#### Materials provided

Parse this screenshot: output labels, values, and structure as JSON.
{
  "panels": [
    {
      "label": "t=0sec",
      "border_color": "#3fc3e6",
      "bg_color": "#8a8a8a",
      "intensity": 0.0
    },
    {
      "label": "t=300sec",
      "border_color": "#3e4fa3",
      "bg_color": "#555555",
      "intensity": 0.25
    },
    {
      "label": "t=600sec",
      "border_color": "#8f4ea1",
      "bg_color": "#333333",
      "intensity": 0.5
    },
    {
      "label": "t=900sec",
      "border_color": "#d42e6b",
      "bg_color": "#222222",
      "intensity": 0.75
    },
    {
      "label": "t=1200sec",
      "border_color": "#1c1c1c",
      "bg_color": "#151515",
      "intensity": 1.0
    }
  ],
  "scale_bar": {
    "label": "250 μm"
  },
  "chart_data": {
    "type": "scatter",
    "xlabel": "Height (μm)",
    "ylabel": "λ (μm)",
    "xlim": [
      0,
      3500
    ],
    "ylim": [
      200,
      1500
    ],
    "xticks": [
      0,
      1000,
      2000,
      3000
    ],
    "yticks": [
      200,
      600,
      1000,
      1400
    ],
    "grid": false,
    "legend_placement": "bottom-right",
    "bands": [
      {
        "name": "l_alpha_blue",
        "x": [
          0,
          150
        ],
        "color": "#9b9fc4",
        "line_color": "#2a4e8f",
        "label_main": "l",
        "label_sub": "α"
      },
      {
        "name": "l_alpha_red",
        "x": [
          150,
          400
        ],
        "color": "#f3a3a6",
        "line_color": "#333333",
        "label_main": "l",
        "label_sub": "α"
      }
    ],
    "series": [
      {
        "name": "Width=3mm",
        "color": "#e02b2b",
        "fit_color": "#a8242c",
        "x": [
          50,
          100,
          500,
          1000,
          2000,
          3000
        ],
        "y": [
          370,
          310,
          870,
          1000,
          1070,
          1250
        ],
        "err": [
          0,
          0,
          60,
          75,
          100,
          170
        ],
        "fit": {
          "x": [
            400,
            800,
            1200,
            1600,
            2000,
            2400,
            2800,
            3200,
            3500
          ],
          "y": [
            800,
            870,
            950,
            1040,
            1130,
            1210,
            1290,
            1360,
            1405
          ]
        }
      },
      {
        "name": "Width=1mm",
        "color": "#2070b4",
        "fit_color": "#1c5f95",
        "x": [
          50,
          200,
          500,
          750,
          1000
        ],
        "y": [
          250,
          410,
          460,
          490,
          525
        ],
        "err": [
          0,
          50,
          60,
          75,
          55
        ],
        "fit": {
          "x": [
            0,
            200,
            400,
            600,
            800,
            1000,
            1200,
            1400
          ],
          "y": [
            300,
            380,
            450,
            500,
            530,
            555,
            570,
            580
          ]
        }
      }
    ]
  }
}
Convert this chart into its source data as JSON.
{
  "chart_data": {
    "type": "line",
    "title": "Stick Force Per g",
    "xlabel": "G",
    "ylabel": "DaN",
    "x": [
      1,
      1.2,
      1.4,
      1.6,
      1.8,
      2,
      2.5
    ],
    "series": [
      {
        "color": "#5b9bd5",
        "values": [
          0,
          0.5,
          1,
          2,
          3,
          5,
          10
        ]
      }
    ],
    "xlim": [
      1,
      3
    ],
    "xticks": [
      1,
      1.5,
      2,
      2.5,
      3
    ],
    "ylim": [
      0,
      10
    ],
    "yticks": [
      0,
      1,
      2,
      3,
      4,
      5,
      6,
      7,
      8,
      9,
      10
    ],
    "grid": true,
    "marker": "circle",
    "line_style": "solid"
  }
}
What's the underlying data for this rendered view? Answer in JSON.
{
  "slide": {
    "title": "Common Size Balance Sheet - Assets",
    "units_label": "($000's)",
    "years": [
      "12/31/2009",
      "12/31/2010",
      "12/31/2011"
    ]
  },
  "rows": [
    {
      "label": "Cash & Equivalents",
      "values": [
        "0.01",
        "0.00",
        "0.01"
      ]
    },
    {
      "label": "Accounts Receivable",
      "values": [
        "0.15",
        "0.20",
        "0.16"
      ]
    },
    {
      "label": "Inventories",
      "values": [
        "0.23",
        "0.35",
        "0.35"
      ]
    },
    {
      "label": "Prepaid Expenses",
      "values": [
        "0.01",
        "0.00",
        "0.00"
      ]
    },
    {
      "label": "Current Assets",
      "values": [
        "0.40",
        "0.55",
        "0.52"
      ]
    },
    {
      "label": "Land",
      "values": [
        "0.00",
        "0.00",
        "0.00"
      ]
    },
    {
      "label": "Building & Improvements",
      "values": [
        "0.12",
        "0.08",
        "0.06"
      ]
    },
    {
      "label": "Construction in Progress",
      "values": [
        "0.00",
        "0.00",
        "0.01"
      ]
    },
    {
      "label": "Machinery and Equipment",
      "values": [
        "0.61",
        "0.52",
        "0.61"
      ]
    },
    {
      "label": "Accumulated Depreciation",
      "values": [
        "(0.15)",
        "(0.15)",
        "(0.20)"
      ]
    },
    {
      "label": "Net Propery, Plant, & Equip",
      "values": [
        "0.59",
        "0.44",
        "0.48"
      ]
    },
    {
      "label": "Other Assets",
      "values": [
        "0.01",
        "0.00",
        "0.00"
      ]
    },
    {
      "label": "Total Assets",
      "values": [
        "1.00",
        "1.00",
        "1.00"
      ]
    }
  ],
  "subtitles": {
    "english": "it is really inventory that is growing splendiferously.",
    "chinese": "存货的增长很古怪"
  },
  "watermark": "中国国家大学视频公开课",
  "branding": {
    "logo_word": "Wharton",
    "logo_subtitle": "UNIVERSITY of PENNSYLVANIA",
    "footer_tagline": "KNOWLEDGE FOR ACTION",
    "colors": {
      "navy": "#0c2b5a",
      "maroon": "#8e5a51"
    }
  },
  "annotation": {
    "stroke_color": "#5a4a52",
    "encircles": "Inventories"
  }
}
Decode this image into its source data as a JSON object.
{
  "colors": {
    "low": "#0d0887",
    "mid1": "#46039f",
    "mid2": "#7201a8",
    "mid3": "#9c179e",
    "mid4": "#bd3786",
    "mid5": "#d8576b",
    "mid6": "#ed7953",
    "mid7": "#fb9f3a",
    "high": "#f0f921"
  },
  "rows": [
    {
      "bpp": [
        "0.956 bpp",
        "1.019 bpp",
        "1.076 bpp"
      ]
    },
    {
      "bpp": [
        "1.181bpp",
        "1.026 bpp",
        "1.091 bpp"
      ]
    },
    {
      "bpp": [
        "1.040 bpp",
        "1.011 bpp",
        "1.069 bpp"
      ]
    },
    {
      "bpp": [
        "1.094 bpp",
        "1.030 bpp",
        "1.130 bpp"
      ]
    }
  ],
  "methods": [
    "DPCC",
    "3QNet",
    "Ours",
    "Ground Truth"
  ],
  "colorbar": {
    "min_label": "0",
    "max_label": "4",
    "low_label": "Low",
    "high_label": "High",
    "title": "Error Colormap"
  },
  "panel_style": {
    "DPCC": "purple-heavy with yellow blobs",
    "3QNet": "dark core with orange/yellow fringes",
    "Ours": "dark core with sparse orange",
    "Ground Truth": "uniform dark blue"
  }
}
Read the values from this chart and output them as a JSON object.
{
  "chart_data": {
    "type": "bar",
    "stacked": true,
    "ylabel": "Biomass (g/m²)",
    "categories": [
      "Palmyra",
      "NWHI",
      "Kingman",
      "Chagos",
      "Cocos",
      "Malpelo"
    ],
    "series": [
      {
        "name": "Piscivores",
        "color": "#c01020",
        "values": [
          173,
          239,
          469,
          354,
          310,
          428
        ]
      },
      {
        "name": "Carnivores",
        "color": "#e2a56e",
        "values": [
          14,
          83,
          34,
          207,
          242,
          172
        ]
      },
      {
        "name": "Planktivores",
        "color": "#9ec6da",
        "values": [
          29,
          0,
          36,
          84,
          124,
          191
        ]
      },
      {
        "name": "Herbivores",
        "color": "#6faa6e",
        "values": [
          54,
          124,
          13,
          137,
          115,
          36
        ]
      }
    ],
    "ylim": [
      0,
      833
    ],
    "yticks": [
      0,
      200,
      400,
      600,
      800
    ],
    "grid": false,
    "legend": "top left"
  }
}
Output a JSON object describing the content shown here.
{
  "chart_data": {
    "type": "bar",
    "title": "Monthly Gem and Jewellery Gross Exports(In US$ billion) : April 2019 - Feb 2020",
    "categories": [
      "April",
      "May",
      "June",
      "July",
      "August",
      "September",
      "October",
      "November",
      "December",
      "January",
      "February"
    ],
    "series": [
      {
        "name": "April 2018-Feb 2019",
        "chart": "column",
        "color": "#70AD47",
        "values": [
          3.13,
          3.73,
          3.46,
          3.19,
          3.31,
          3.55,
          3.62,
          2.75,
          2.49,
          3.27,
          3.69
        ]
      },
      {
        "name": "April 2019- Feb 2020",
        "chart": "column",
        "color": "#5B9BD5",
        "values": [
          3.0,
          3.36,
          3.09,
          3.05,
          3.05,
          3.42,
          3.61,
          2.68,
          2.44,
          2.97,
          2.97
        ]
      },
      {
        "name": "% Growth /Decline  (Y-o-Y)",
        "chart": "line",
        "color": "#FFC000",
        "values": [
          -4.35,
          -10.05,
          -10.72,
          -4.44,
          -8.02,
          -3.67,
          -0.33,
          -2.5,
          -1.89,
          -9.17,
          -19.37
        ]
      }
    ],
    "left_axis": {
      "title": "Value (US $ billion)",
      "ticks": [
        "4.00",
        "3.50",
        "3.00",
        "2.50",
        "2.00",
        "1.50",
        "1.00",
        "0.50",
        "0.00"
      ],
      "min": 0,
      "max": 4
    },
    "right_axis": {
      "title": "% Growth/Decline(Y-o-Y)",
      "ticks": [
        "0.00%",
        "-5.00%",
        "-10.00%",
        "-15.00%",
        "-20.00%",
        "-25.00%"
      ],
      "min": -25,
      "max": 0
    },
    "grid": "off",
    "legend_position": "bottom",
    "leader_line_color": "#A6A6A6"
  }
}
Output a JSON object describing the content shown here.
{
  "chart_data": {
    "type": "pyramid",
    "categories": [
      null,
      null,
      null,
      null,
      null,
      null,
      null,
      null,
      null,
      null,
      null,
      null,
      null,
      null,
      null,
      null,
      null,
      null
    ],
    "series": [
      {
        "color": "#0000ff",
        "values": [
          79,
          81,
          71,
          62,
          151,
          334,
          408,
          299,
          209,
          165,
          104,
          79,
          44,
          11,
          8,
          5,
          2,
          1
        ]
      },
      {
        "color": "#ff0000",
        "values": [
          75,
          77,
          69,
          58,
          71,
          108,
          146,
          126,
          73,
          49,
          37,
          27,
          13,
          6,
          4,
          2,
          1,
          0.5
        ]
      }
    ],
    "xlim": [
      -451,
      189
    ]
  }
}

#### Aim
Search the listing for the word "JSON" and return each line that holds it.

#### Full answer
Parse this screenshot: output labels, values, and structure as JSON.
Convert this chart into its source data as JSON.
What's the underlying data for this rendered view? Answer in JSON.
Decode this image into its source data as a JSON object.
Read the values from this chart and output them as a JSON object.
Output a JSON object describing the content shown here.
Output a JSON object describing the content shown here.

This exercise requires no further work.